What you need to do ->
The records below are to be quoted in full; please keep every word exact.

Records shown ->
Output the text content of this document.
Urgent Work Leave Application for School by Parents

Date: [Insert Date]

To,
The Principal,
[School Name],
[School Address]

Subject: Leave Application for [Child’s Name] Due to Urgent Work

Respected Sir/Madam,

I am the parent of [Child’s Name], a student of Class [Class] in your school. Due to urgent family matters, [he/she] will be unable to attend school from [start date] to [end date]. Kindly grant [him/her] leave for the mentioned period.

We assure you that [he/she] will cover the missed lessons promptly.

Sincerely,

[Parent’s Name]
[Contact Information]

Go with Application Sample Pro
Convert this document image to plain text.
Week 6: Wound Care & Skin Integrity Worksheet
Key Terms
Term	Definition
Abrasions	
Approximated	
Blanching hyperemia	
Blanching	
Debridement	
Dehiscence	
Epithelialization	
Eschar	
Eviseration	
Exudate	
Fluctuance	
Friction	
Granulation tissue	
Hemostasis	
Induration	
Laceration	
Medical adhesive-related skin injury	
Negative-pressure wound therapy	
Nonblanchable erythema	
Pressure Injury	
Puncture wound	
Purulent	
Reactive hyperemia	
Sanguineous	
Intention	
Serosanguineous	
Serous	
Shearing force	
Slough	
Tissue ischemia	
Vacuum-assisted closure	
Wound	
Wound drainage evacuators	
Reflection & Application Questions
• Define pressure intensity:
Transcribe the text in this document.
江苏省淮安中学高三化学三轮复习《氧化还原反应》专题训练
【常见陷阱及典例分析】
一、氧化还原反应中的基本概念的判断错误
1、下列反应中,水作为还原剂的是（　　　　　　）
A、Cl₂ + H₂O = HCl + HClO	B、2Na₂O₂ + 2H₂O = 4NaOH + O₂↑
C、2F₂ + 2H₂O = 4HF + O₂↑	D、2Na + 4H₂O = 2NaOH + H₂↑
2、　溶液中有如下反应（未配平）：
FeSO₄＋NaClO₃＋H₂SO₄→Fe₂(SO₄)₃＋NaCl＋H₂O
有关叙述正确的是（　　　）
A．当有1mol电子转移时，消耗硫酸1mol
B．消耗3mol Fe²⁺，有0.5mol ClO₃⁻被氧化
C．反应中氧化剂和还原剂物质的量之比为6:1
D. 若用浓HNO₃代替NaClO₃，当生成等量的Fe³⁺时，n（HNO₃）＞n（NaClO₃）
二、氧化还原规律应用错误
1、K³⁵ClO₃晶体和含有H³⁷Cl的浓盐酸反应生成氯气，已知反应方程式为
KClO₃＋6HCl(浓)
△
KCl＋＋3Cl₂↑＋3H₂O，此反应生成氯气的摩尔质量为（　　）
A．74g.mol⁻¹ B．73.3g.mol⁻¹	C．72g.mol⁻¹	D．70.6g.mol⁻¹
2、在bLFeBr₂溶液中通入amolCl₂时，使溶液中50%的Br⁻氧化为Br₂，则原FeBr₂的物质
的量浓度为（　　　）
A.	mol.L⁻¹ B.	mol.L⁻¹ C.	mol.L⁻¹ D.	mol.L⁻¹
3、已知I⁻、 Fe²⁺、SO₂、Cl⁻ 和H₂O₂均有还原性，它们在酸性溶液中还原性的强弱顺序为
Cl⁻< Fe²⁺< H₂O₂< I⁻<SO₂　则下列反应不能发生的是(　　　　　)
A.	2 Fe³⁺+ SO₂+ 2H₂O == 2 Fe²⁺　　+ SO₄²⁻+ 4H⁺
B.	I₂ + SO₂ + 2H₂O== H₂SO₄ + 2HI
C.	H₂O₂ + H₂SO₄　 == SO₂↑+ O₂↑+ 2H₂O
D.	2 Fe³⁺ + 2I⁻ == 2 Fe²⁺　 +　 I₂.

Task result ->
Output the text content of this document.
Urgent Work Leave Application for School by Parents

Date: [Insert Date]

To,
The Principal,
[School Name],
[School Address]

Subject: Leave Application for [Child’s Name] Due to Urgent Work

Respected Sir/Madam,

I am the parent of [Child’s Name], a student of Class [Class] in your school. Due to urgent family matters, [he/she] will be unable to attend school from [start date] to [end date]. Kindly grant [him/her] leave for the mentioned period.

We assure you that [he/she] will cover the missed lessons promptly.

Sincerely,

[Parent’s Name]
[Contact Information]

Go with Application Sample Pro
Convert this document image to plain text.
Week 6: Wound Care & Skin Integrity Worksheet
Key Terms
Term	Definition
Abrasions	
Approximated	
Blanching hyperemia	
Blanching	
Debridement	
Dehiscence	
Epithelialization	
Eschar	
Eviseration	
Exudate	
Fluctuance	
Friction	
Granulation tissue	
Hemostasis	
Induration	
Laceration	
Medical adhesive-related skin injury	
Negative-pressure wound therapy	
Nonblanchable erythema	
Pressure Injury	
Puncture wound	
Purulent	
Reactive hyperemia	
Sanguineous	
Intention	
Serosanguineous	
Serous	
Shearing force	
Slough	
Tissue ischemia	
Vacuum-assisted closure	
Wound	
Wound drainage evacuators	
Reflection & Application Questions
• Define pressure intensity:
Transcribe the text in this document.
江苏省淮安中学高三化学三轮复习《氧化还原反应》专题训练
【常见陷阱及典例分析】
一、氧化还原反应中的基本概念的判断错误
1、下列反应中,水作为还原剂的是（　　　　　　）
A、Cl₂ + H₂O = HCl + HClO	B、2Na₂O₂ + 2H₂O = 4NaOH + O₂↑
C、2F₂ + 2H₂O = 4HF + O₂↑	D、2Na + 4H₂O = 2NaOH + H₂↑
2、　溶液中有如下反应（未配平）：
FeSO₄＋NaClO₃＋H₂SO₄→Fe₂(SO₄)₃＋NaCl＋H₂O
有关叙述正确的是（　　　）
A．当有1mol电子转移时，消耗硫酸1mol
B．消耗3mol Fe²⁺，有0.5mol ClO₃⁻被氧化
C．反应中氧化剂和还原剂物质的量之比为6:1
D. 若用浓HNO₃代替NaClO₃，当生成等量的Fe³⁺时，n（HNO₃）＞n（NaClO₃）
二、氧化还原规律应用错误
1、K³⁵ClO₃晶体和含有H³⁷Cl的浓盐酸反应生成氯气，已知反应方程式为
KClO₃＋6HCl(浓)
△
KCl＋＋3Cl₂↑＋3H₂O，此反应生成氯气的摩尔质量为（　　）
A．74g.mol⁻¹ B．73.3g.mol⁻¹	C．72g.mol⁻¹	D．70.6g.mol⁻¹
2、在bLFeBr₂溶液中通入amolCl₂时，使溶液中50%的Br⁻氧化为Br₂，则原FeBr₂的物质
的量浓度为（　　　）
A.	mol.L⁻¹ B.	mol.L⁻¹ C.	mol.L⁻¹ D.	mol.L⁻¹
3、已知I⁻、 Fe²⁺、SO₂、Cl⁻ 和H₂O₂均有还原性，它们在酸性溶液中还原性的强弱顺序为
Cl⁻< Fe²⁺< H₂O₂< I⁻<SO₂　则下列反应不能发生的是(　　　　　)
A.	2 Fe³⁺+ SO₂+ 2H₂O == 2 Fe²⁺　　+ SO₄²⁻+ 4H⁺
B.	I₂ + SO₂ + 2H₂O== H₂SO₄ + 2HI
C.	H₂O₂ + H₂SO₄　 == SO₂↑+ O₂↑+ 2H₂O
D.	2 Fe³⁺ + 2I⁻ == 2 Fe²⁺　 +　 I₂.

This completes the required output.